Work to do:
Report how many lines in the listing below include the word "ffffff". Write nothing besides the number.
--- Start Extracted records ---
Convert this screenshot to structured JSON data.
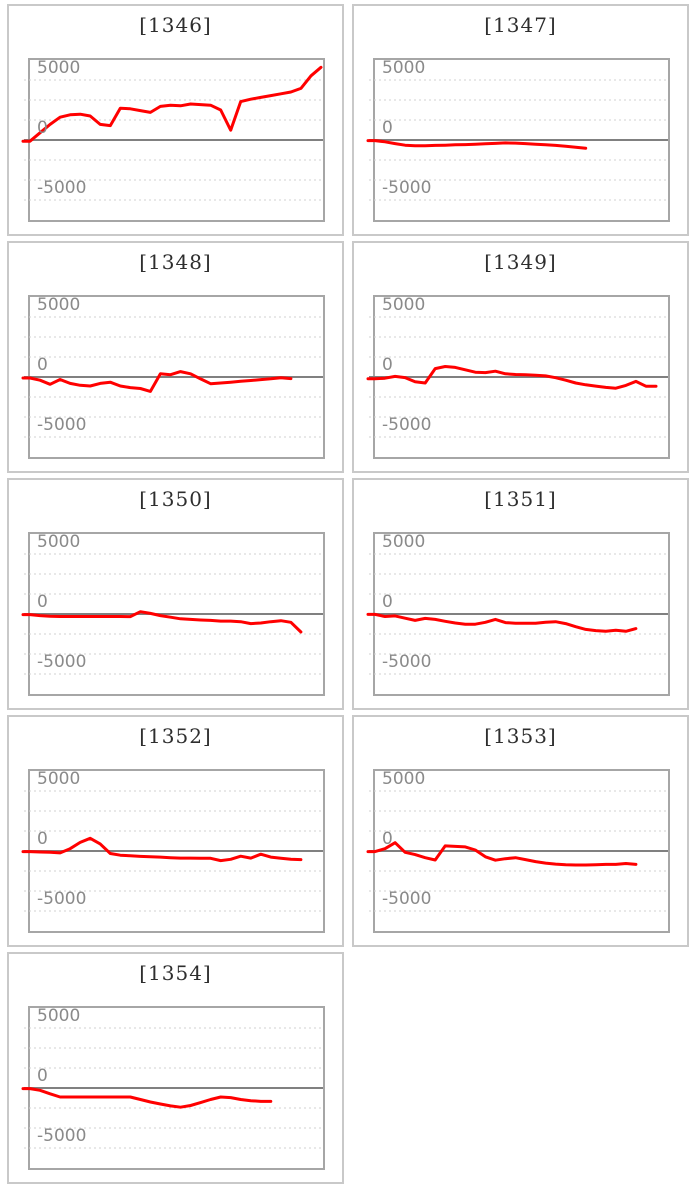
{
  "page": {
    "background": "#ffffff",
    "description_text": ""
  },
  "colors": {
    "line": "#ff0000",
    "zero_line": "#808080",
    "gridline": "#d2d2d2",
    "plot_border": "#a6a6a6",
    "cell_border": "#c9c9c9",
    "tick_label": "#8a8a8a",
    "title": "#2e2e2e",
    "background": "#ffffff"
  },
  "axis": {
    "tick_labels": [
      "5000",
      "0",
      "-5000"
    ],
    "tick_values": [
      5000,
      0,
      -5000
    ],
    "ylim": [
      -6667,
      6667
    ],
    "minor_grid_step": 1667,
    "grid_style": "dashed",
    "max_slots": 30
  },
  "chart_data": [
    {
      "type": "line",
      "title": "[1346]",
      "machine": "1346",
      "y_ticks": [
        5000,
        0,
        -5000
      ],
      "values": [
        -100,
        600,
        1300,
        1900,
        2100,
        2150,
        2000,
        1300,
        1200,
        2650,
        2600,
        2450,
        2300,
        2800,
        2900,
        2850,
        3000,
        2950,
        2900,
        2500,
        820,
        3200,
        3400,
        3550,
        3700,
        3850,
        4000,
        4300,
        5350,
        6060
      ]
    },
    {
      "type": "line",
      "title": "[1347]",
      "machine": "1347",
      "y_ticks": [
        5000,
        0,
        -5000
      ],
      "values": [
        -50,
        -150,
        -300,
        -430,
        -480,
        -480,
        -450,
        -430,
        -400,
        -380,
        -350,
        -320,
        -280,
        -240,
        -260,
        -300,
        -350,
        -400,
        -450,
        -520,
        -600,
        -680
      ]
    },
    {
      "type": "line",
      "title": "[1348]",
      "machine": "1348",
      "y_ticks": [
        5000,
        0,
        -5000
      ],
      "values": [
        -80,
        -270,
        -610,
        -210,
        -530,
        -690,
        -750,
        -530,
        -430,
        -750,
        -880,
        -960,
        -1200,
        270,
        190,
        450,
        270,
        -160,
        -560,
        -500,
        -430,
        -360,
        -290,
        -220,
        -150,
        -60,
        -130
      ]
    },
    {
      "type": "line",
      "title": "[1349]",
      "machine": "1349",
      "y_ticks": [
        5000,
        0,
        -5000
      ],
      "values": [
        -150,
        -100,
        50,
        -50,
        -400,
        -500,
        700,
        875,
        800,
        600,
        400,
        370,
        480,
        265,
        210,
        180,
        140,
        90,
        -60,
        -270,
        -500,
        -650,
        -760,
        -870,
        -930,
        -700,
        -370,
        -770,
        -770
      ]
    },
    {
      "type": "line",
      "title": "[1350]",
      "machine": "1350",
      "y_ticks": [
        5000,
        0,
        -5000
      ],
      "values": [
        -50,
        -130,
        -190,
        -210,
        -210,
        -210,
        -210,
        -210,
        -210,
        -210,
        -220,
        190,
        50,
        -130,
        -270,
        -400,
        -450,
        -500,
        -530,
        -590,
        -590,
        -640,
        -800,
        -750,
        -640,
        -560,
        -690,
        -1500
      ]
    },
    {
      "type": "line",
      "title": "[1351]",
      "machine": "1351",
      "y_ticks": [
        5000,
        0,
        -5000
      ],
      "values": [
        -30,
        -210,
        -160,
        -350,
        -530,
        -370,
        -450,
        -610,
        -750,
        -850,
        -850,
        -690,
        -450,
        -720,
        -770,
        -770,
        -770,
        -690,
        -640,
        -800,
        -1060,
        -1280,
        -1380,
        -1440,
        -1360,
        -1440,
        -1220
      ]
    },
    {
      "type": "line",
      "title": "[1352]",
      "machine": "1352",
      "y_ticks": [
        5000,
        0,
        -5000
      ],
      "values": [
        -50,
        -80,
        -110,
        -160,
        190,
        720,
        1060,
        590,
        -210,
        -350,
        -400,
        -450,
        -480,
        -510,
        -560,
        -590,
        -590,
        -610,
        -610,
        -800,
        -690,
        -430,
        -590,
        -270,
        -510,
        -610,
        -690,
        -720
      ]
    },
    {
      "type": "line",
      "title": "[1353]",
      "machine": "1353",
      "y_ticks": [
        5000,
        0,
        -5000
      ],
      "values": [
        -50,
        190,
        690,
        -110,
        -300,
        -560,
        -750,
        425,
        380,
        345,
        80,
        -480,
        -770,
        -640,
        -560,
        -720,
        -880,
        -1010,
        -1090,
        -1140,
        -1170,
        -1170,
        -1140,
        -1120,
        -1120,
        -1040,
        -1120
      ]
    },
    {
      "type": "line",
      "title": "[1354]",
      "machine": "1354",
      "y_ticks": [
        5000,
        0,
        -5000
      ],
      "values": [
        -50,
        -190,
        -480,
        -750,
        -750,
        -750,
        -750,
        -750,
        -750,
        -750,
        -750,
        -960,
        -1170,
        -1330,
        -1490,
        -1600,
        -1460,
        -1220,
        -960,
        -750,
        -800,
        -960,
        -1060,
        -1120,
        -1120
      ]
    }
  ]
}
--- End Extracted records ---
Completed exercise:
2